• [Requirements]:
Lines containing the string "Pressao" are to be collected in full.

• [Records supplied]:
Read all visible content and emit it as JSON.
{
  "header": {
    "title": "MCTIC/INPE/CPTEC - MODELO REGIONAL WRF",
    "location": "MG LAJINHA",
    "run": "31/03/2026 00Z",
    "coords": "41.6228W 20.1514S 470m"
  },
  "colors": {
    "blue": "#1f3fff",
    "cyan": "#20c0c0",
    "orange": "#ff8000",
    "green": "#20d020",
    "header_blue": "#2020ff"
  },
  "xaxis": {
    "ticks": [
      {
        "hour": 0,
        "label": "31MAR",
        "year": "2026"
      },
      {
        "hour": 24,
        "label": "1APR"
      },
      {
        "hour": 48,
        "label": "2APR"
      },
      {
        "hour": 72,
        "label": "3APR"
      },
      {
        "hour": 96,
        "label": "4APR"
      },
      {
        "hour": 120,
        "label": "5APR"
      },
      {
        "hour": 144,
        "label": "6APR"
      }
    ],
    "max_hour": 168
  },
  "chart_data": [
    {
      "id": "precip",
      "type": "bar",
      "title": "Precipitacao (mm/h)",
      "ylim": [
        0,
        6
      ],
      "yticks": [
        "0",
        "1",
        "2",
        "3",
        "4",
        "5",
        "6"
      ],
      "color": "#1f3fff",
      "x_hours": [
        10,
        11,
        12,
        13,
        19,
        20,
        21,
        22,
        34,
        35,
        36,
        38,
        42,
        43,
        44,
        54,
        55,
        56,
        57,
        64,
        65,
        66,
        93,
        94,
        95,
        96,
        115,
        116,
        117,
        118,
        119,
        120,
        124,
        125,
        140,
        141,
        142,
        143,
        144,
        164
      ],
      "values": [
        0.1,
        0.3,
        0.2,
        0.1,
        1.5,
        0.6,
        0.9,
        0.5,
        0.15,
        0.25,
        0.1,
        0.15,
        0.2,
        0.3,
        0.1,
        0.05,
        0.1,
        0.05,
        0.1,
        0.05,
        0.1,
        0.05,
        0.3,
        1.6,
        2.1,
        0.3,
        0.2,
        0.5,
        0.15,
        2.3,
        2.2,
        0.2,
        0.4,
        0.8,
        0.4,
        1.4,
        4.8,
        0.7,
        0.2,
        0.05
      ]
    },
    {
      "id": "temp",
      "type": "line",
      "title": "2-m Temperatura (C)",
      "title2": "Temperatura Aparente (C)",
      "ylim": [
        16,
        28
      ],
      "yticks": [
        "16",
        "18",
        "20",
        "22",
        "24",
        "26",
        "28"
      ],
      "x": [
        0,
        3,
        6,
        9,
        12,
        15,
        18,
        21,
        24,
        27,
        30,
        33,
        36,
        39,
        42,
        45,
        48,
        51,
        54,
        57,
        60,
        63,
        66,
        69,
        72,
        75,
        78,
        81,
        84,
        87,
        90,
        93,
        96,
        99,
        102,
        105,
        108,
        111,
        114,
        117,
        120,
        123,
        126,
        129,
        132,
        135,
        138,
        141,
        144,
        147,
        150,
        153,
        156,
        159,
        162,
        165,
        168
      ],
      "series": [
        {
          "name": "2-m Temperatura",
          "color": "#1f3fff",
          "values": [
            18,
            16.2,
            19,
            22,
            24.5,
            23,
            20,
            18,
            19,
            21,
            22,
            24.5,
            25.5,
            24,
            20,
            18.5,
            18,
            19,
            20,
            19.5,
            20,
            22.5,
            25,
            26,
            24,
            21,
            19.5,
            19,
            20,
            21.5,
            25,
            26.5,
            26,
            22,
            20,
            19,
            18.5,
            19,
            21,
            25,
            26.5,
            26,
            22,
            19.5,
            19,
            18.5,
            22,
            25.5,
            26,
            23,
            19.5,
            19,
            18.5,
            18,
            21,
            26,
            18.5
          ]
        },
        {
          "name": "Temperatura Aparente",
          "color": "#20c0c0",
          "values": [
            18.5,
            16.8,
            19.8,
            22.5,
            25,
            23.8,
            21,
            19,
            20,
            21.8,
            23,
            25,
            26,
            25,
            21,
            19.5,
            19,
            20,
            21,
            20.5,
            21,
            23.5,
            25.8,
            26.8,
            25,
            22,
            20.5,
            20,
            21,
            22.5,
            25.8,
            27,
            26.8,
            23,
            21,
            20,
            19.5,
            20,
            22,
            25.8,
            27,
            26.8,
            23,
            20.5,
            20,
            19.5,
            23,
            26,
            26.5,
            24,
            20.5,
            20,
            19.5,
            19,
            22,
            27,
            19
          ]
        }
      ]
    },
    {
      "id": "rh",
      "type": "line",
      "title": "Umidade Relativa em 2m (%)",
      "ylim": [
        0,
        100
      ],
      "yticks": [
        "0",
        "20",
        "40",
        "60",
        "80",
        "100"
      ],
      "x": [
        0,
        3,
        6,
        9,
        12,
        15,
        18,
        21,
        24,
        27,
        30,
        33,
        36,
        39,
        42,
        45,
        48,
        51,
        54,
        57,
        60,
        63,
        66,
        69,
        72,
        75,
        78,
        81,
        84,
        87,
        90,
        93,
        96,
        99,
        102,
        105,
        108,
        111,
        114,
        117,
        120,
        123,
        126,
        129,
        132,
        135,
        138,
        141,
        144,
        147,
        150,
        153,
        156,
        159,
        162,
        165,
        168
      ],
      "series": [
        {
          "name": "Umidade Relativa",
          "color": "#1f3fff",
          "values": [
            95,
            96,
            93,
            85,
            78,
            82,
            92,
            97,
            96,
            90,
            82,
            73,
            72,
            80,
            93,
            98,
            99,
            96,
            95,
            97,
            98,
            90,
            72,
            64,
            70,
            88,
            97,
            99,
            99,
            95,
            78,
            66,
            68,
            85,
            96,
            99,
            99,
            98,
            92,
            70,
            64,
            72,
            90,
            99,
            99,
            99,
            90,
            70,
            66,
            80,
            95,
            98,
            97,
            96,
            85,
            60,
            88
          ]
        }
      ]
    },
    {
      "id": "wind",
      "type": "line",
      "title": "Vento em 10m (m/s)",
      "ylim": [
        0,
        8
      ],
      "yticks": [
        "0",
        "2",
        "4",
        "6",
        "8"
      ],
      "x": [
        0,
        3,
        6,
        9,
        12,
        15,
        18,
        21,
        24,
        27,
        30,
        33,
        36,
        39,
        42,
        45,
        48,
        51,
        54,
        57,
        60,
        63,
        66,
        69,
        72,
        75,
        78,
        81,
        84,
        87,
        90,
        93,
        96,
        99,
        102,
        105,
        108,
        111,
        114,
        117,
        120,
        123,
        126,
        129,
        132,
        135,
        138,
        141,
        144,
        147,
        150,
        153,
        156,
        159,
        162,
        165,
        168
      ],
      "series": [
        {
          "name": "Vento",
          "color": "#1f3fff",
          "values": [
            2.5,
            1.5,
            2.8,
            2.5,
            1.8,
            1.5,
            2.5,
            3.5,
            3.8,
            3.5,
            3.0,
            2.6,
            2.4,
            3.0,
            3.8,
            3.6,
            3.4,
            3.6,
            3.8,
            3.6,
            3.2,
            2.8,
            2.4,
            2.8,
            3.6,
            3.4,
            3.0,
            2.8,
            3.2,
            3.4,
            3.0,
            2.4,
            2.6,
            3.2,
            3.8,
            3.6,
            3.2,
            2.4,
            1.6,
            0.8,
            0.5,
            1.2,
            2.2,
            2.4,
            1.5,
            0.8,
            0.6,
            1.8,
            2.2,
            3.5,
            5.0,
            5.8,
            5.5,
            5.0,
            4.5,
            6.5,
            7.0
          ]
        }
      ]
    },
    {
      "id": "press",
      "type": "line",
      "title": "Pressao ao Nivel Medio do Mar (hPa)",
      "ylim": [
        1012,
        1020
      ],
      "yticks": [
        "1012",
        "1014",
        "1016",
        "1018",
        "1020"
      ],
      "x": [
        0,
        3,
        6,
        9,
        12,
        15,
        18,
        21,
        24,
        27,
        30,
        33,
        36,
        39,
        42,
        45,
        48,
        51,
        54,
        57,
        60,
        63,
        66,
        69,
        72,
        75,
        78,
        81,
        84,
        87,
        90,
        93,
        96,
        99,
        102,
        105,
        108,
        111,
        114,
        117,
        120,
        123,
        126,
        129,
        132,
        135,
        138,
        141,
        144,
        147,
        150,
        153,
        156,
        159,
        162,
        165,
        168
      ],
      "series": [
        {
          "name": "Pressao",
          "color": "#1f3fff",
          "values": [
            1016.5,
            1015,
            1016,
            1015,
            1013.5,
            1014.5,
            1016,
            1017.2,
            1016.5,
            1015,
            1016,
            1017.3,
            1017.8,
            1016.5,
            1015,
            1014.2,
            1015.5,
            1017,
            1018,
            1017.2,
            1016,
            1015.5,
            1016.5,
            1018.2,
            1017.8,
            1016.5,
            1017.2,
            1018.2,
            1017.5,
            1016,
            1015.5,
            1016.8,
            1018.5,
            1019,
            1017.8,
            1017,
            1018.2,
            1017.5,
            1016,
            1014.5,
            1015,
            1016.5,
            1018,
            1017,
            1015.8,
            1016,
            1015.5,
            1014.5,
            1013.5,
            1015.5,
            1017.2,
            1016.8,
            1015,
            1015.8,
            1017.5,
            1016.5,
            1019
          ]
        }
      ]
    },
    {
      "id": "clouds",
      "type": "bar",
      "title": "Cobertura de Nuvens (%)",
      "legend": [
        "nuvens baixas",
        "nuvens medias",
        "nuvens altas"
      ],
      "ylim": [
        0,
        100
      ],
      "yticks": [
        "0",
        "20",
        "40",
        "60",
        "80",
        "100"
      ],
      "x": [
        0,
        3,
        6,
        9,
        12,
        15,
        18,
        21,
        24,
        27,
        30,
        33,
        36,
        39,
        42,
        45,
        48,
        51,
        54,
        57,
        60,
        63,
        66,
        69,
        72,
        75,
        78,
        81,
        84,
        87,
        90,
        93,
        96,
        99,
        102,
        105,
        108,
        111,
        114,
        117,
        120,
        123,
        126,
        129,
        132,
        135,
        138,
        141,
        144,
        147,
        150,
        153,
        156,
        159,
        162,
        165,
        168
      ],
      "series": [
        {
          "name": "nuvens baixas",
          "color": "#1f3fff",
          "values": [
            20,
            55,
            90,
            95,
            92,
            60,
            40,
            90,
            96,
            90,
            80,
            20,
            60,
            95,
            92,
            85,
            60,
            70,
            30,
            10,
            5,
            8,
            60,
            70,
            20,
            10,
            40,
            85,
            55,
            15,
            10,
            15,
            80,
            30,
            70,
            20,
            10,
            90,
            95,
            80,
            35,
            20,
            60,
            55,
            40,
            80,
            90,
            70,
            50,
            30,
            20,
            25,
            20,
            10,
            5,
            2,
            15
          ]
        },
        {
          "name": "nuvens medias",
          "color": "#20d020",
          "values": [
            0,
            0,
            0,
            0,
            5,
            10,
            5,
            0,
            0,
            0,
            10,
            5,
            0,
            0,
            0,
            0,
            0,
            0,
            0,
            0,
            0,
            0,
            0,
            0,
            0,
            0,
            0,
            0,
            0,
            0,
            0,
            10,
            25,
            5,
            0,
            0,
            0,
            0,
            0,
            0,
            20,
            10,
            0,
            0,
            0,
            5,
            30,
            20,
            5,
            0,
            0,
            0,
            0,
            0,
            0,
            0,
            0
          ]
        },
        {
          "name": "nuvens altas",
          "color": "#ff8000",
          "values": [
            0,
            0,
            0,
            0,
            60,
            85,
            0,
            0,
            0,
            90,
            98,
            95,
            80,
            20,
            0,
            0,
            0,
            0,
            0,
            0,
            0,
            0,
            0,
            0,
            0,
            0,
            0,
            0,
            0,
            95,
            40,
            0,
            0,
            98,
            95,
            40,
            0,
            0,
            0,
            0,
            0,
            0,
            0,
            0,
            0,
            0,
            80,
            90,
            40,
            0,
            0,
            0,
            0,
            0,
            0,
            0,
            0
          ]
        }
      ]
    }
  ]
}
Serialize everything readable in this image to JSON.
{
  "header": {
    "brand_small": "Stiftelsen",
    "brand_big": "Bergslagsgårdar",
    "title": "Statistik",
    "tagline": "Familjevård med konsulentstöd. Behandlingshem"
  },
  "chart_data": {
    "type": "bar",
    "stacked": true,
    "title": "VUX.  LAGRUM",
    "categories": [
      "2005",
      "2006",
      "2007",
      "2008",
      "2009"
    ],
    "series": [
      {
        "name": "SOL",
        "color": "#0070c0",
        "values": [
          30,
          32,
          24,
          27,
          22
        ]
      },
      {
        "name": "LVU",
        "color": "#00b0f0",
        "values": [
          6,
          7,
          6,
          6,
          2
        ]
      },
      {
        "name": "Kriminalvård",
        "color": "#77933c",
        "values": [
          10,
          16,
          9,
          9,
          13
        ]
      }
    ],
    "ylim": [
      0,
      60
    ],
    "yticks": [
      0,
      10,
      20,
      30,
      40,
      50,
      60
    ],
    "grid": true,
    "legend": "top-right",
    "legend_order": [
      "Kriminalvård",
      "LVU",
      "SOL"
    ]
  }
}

• [Full response]:
      "title": "Pressao ao Nivel Medio do Mar (hPa)",
          "name": "Pressao",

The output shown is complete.